- Aim of the task:
Can you find the lines of the listing that include "включаем" and copy every one?
:::
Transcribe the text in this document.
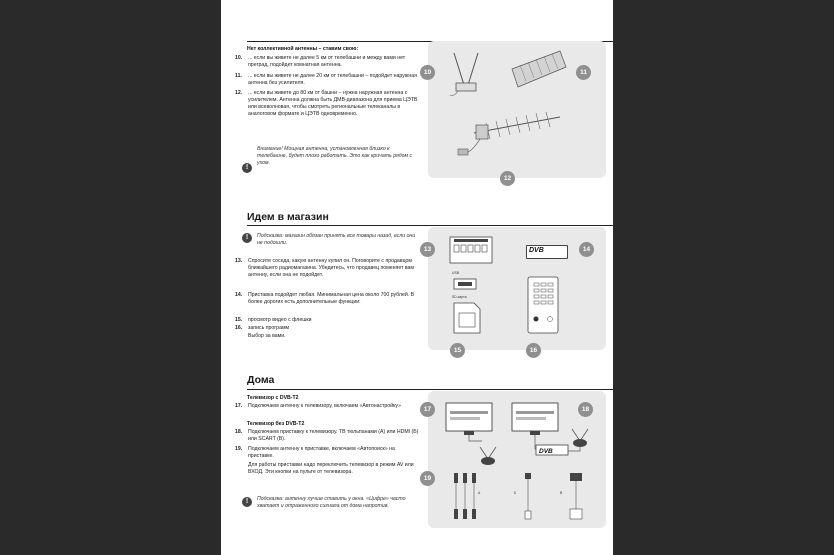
Нет коллективной антенны – ставим свою:
10. ... если вы живете не далее 5 км от телебашни и между вами нет преград, подойдет комнатная антенна.
11. ... если вы живете не далее 20 км от телебашни – подойдет наружная антенна без усилителя.
12. ... если вы живете до 80 км от башни – нужна наружная антенна с усилителем. Антенна должна быть ДМВ-диапазона для приема ЦЭТВ или всеволновая, чтобы смотреть региональные телеканалы в аналоговом формате и ЦЭТВ одновременно.
!
Внимание! Мощная антенна, установленная близко к телебашне, будет плохо работать. Это как кричать рядом с ухом.
10	11
12
Идем в магазин
!	Подсказка: магазин обязан принять все товары назад, если они не подошли.
13. Спросите соседа, какую антенну купил он. Поговорите с продавцом ближайшего радиомагазина. Убедитесь, что продавец поменяет вам антенну, если она не подойдет.
14. Приставка подойдет любая. Минимальная цена около 700 рублей. В более дорогих есть дополнительные функции:
15. просмотр видео с флешки
16. запись программ
Выбор за вами.
13	14
15	16
DVB
USB
SD-карта
Дома
Телевизор с DVB-T2
17. Подключаем антенну к телевизору, включаем «Автонастройку»
Телевизор без DVB-T2
18. Подключаем приставку к телевизору. ТВ тюльпанами (A) или HDMI (Б) или SCART (В).
19. Подключаем антенну к приставке, включаем «Автопоиск» на приставке.
Для работы приставки надо переключить телевизор в режим AV или ВХОД. Эти кнопки на пульте от телевизора.
!	Подсказка: антенну лучше ставить у окна. «Цифре» часто хватает и отраженного сигнала от дома напротив.
17	18
19
DVB
А	Б	В
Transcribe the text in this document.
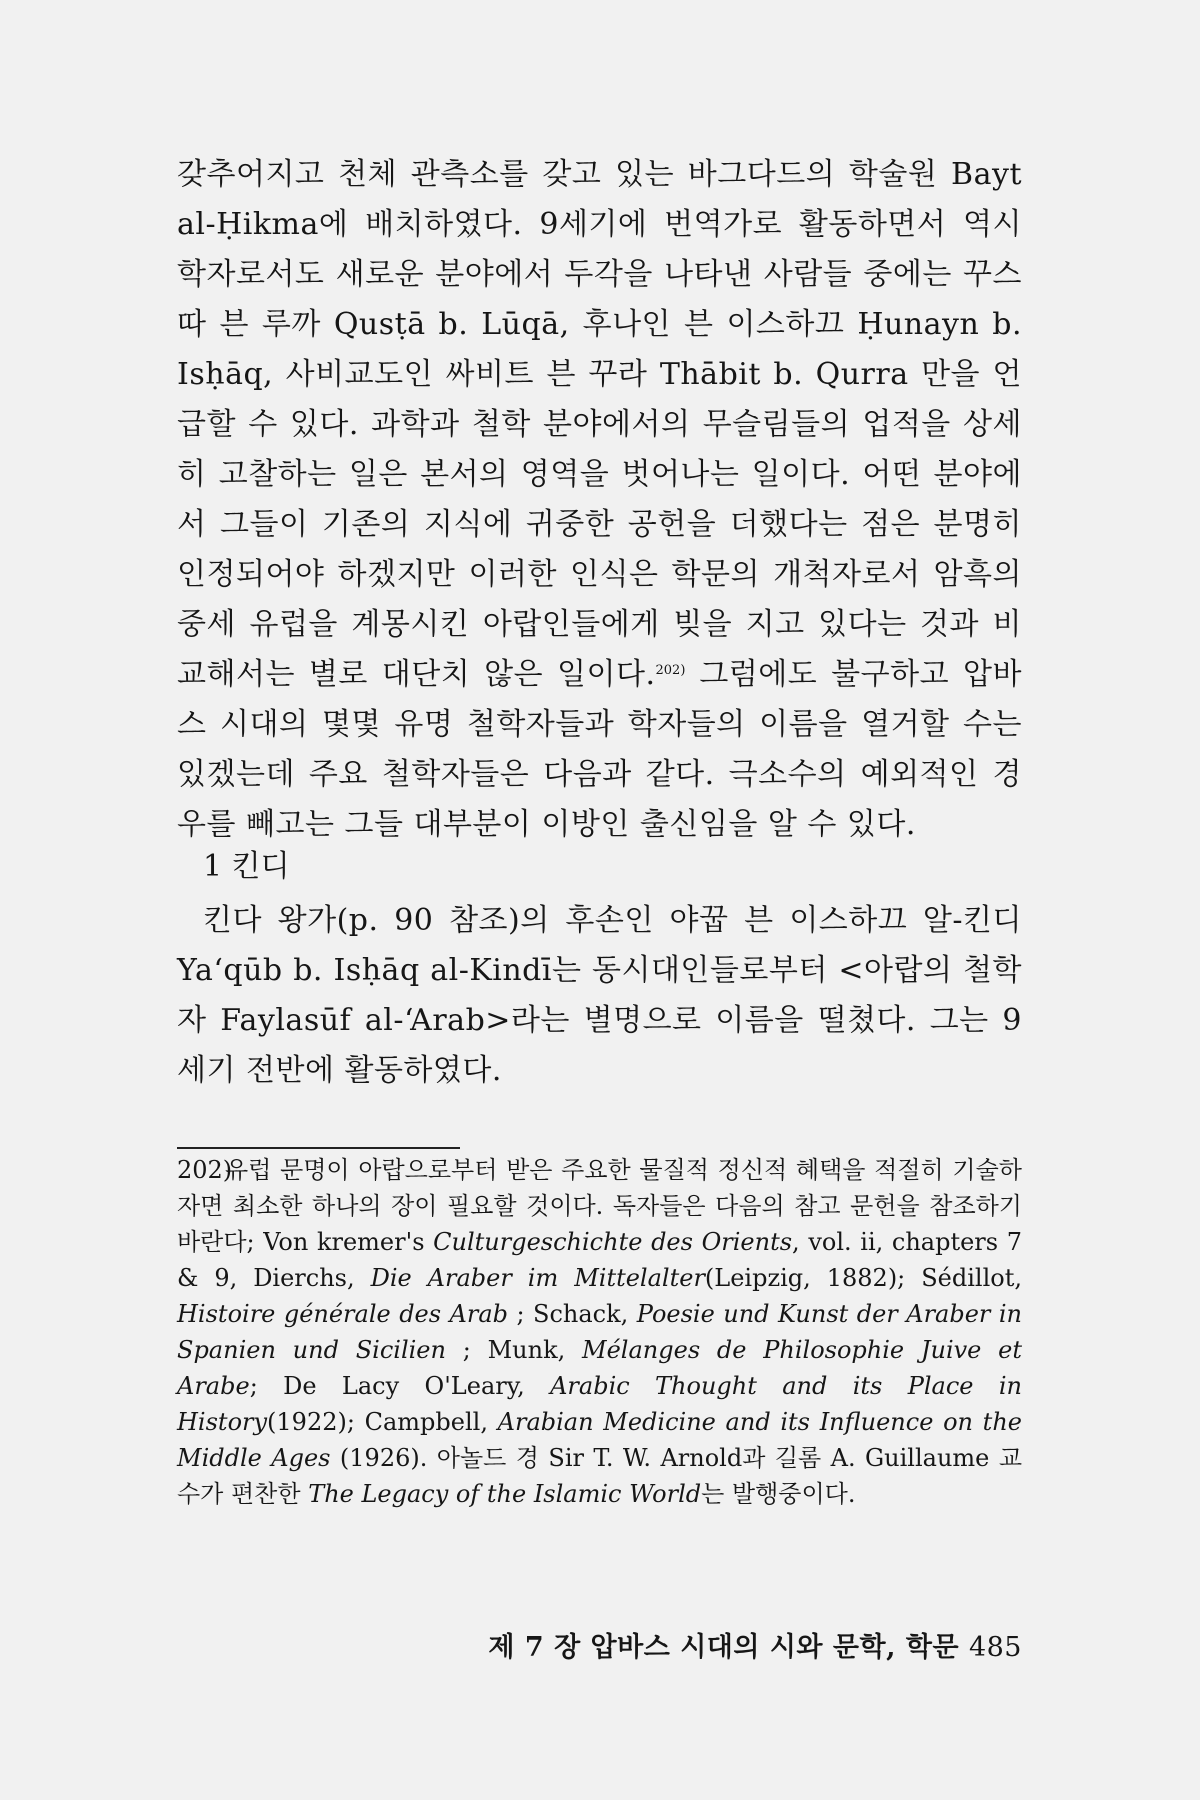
갖추어지고 천체 관측소를 갖고 있는 바그다드의 학술원 Bayt al-Ḥikma에 배치하였다. 9세기에 번역가로 활동하면서 역시 학자로서도 새로운 분야에서 두각을 나타낸 사람들 중에는 꾸스따 븐 루까 Qusṭā b. Lūqā, 후나인 븐 이스하끄 Ḥunayn b. Isḥāq, 사비교도인 싸비트 븐 꾸라 Thābit b. Qurra 만을 언급할 수 있다. 과학과 철학 분야에서의 무슬림들의 업적을 상세히 고찰하는 일은 본서의 영역을 벗어나는 일이다. 어떤 분야에서 그들이 기존의 지식에 귀중한 공헌을 더했다는 점은 분명히 인정되어야 하겠지만 이러한 인식은 학문의 개척자로서 암흑의 중세 유럽을 계몽시킨 아랍인들에게 빚을 지고 있다는 것과 비교해서는 별로 대단치 않은 일이다.$^{202)}$ 그럼에도 불구하고 압바스 시대의 몇몇 유명 철학자들과 학자들의 이름을 열거할 수는 있겠는데 주요 철학자들은 다음과 같다. 극소수의 예외적인 경우를 빼고는 그들 대부분이 이방인 출신임을 알 수 있다.

1 킨디

킨다 왕가(p. 90 참조)의 후손인 야꿉 븐 이스하끄 알-킨디 Ya‘qūb b. Isḥāq al-Kindī는 동시대인들로부터 <아랍의 철학자 Faylasūf al-‘Arab>라는 별명으로 이름을 떨쳤다. 그는 9세기 전반에 활동하였다.

202)유럽 문명이 아랍으로부터 받은 주요한 물질적 정신적 혜택을 적절히 기술하자면 최소한 하나의 장이 필요할 것이다. 독자들은 다음의 참고 문헌을 참조하기 바란다; Von kremer's Culturgeschichte des Orients, vol. ii, chapters 7 & 9, Dierchs, Die Araber im Mittelalter(Leipzig, 1882); Sédillot, Histoire générale des Arab ; Schack, Poesie und Kunst der Araber in Spanien und Sicilien ; Munk, Mélanges de Philosophie Juive et Arabe; De Lacy O'Leary, Arabic Thought and its Place in History(1922); Campbell, Arabian Medicine and its Influence on the Middle Ages (1926). 아놀드 경 Sir T. W. Arnold과 길롬 A. Guillaume 교수가 편찬한 The Legacy of the Islamic World는 발행중이다.

제 7 장 압바스 시대의 시와 문학, 학문 485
:::
- Result of the task:
17. Подключаем антенну к телевизору, включаем «Автонастройку»
19. Подключаем антенну к приставке, включаем «Автопоиск» на приставке.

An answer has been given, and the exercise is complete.